SUPPLIED RECORDS:
________________________
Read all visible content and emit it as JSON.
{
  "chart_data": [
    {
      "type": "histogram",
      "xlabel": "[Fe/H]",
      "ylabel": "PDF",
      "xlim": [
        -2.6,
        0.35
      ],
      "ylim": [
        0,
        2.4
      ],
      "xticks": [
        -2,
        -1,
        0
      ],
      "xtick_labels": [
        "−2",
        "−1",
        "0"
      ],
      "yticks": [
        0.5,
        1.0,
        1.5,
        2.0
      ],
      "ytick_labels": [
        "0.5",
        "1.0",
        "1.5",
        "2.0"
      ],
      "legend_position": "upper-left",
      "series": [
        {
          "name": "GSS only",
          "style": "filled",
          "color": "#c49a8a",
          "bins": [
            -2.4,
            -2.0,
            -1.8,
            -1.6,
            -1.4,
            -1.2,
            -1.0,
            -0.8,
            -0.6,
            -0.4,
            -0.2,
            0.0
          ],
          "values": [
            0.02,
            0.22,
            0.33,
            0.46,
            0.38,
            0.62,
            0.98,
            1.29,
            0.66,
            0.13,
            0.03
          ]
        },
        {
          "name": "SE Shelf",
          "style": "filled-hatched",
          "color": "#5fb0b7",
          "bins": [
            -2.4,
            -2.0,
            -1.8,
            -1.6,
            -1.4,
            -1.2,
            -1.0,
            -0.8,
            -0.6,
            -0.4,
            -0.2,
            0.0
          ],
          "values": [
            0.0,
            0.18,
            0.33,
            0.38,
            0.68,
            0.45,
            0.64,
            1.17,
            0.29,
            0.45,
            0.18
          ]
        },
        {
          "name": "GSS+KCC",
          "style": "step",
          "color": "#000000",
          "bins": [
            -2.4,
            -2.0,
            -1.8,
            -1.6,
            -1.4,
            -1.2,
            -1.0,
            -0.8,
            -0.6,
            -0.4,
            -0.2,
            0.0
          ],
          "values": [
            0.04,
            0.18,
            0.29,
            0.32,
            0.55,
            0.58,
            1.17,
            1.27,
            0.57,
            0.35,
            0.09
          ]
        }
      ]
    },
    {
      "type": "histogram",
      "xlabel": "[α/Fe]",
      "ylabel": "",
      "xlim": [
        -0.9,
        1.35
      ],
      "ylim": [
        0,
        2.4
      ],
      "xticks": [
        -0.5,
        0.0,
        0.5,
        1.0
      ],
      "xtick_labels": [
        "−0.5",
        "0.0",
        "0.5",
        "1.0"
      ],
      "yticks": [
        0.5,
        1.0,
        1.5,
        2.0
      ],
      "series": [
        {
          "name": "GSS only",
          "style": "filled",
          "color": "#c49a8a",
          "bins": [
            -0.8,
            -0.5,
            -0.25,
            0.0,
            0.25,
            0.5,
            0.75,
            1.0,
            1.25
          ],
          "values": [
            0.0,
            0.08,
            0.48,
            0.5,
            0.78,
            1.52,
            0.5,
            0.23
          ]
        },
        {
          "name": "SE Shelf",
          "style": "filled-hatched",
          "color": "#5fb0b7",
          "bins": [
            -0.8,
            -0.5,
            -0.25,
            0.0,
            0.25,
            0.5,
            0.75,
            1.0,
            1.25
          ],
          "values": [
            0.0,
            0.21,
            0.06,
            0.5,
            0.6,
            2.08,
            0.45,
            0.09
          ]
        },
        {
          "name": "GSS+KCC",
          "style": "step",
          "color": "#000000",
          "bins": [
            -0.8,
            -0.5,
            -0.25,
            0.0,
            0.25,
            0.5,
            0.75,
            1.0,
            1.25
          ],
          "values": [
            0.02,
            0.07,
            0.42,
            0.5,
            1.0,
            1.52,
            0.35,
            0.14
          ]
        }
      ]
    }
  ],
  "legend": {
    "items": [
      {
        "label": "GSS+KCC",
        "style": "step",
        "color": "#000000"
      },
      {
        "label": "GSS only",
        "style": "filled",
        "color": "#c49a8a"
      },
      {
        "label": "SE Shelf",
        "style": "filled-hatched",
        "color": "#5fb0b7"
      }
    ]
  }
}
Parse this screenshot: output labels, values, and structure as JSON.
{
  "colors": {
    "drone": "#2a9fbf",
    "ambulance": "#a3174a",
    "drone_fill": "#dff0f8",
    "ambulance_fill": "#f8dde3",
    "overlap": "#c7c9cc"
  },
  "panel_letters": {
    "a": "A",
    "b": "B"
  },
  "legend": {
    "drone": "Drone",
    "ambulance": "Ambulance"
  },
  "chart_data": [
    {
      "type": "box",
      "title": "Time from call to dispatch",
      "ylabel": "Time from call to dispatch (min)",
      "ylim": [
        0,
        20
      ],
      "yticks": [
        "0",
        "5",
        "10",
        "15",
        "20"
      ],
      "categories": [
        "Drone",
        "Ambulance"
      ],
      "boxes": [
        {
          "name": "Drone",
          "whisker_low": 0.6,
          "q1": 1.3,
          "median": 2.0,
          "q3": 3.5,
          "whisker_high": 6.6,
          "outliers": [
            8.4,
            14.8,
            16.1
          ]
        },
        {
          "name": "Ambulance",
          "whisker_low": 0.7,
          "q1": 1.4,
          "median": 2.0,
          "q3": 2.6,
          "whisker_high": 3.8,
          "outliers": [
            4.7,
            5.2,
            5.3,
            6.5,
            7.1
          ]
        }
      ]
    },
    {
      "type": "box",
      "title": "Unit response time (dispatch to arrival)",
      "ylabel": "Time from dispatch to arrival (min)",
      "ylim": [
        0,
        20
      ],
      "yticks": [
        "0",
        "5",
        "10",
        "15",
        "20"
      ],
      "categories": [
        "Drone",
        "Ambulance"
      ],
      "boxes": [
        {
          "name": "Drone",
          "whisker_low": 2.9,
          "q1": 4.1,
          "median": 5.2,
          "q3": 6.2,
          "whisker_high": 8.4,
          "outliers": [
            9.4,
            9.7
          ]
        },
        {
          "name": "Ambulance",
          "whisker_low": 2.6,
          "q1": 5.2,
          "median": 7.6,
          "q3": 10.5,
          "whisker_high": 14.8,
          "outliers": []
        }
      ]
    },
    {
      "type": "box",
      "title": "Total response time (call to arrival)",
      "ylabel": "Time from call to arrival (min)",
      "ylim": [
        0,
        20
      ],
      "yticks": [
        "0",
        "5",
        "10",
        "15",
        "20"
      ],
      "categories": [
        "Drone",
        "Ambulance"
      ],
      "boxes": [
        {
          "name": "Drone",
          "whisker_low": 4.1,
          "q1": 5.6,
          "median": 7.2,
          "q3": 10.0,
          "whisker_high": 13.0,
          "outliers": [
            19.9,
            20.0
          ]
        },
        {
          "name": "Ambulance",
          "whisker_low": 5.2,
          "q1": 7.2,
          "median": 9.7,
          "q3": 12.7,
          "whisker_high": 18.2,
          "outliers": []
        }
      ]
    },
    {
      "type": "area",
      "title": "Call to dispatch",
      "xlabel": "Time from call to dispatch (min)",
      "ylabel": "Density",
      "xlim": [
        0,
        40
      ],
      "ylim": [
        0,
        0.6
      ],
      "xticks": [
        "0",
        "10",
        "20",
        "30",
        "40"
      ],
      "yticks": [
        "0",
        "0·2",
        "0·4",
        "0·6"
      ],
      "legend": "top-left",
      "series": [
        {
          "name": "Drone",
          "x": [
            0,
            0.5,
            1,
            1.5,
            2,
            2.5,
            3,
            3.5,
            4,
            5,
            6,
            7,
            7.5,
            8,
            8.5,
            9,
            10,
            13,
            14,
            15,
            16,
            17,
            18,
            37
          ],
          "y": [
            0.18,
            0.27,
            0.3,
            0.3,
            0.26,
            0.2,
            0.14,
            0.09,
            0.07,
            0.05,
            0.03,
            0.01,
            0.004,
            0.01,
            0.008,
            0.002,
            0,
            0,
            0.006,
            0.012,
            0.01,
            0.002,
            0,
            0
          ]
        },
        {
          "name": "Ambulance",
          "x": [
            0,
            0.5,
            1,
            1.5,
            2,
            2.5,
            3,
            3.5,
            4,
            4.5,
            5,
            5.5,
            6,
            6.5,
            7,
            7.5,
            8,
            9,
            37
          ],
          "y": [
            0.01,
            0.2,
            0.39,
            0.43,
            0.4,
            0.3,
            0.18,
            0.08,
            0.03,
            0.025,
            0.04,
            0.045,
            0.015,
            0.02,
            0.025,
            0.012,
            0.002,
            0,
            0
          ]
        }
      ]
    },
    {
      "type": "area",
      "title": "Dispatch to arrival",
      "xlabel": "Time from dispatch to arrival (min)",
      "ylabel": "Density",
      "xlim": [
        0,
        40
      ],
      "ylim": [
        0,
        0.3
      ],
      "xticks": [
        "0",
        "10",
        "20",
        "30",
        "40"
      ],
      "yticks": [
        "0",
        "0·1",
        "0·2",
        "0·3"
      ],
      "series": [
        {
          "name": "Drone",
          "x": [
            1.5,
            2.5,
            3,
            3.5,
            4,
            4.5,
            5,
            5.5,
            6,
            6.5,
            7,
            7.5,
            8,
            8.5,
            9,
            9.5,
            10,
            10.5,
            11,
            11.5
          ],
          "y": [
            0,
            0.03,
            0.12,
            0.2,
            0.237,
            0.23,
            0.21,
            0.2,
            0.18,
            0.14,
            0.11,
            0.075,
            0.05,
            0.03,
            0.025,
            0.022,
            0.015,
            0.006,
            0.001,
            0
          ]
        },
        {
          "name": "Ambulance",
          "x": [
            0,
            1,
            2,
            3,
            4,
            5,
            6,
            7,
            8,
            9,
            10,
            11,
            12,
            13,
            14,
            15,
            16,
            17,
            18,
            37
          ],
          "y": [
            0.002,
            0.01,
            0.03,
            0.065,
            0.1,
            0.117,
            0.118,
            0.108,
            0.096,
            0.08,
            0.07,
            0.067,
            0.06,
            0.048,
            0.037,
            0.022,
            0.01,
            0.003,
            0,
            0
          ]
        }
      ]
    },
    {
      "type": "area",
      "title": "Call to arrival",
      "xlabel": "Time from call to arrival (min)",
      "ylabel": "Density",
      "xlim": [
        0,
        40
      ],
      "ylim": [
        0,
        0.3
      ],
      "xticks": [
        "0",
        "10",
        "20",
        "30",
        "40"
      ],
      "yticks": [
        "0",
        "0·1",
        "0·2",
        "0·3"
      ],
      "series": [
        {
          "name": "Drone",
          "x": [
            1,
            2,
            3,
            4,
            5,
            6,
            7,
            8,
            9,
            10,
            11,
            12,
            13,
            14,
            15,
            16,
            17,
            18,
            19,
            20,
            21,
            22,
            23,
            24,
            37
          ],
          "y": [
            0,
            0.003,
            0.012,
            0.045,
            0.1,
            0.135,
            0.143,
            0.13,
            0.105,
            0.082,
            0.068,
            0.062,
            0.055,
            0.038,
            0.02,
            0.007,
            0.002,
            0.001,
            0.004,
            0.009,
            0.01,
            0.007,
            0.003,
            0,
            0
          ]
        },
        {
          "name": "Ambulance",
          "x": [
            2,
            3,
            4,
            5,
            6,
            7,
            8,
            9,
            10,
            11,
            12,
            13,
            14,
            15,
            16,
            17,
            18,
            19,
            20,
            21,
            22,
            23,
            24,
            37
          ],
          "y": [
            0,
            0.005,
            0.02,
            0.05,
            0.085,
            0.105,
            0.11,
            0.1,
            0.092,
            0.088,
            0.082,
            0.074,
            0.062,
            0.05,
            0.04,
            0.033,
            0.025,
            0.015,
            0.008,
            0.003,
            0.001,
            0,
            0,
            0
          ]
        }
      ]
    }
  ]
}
________________________
WHAT THE EXERCISE ASKS: Pull every line containing the word "ylabel" out of the material.

WRITTEN ANSWER:
      "ylabel": "PDF",
      "ylabel": "",
      "ylabel": "Time from call to dispatch (min)",
      "ylabel": "Time from dispatch to arrival (min)",
      "ylabel": "Time from call to arrival (min)",
      "ylabel": "Density",
      "ylabel": "Density",
      "ylabel": "Density",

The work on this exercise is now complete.